# Exercise directions
Out of the lines below, please list those that hold the string "ENTER".

# Data for this task
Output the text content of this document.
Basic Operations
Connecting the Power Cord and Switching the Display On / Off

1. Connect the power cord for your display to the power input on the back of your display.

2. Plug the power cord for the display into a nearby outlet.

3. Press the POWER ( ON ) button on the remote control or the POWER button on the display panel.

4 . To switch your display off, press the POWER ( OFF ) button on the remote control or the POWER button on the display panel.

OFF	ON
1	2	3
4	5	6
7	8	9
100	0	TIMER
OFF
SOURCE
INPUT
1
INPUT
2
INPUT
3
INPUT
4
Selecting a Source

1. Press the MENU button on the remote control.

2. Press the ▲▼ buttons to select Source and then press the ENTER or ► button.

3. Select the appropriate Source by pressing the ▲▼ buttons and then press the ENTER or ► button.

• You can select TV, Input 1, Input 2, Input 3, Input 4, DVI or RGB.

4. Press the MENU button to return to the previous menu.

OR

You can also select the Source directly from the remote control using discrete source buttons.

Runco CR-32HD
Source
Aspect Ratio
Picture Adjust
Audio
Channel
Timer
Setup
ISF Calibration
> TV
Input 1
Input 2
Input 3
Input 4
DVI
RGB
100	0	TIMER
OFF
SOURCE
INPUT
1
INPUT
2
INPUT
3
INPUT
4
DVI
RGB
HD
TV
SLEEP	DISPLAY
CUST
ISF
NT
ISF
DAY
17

# Completed exercise
2. Press the ▲▼ buttons to select Source and then press the ENTER or ► button.
3. Select the appropriate Source by pressing the ▲▼ buttons and then press the ENTER or ► button.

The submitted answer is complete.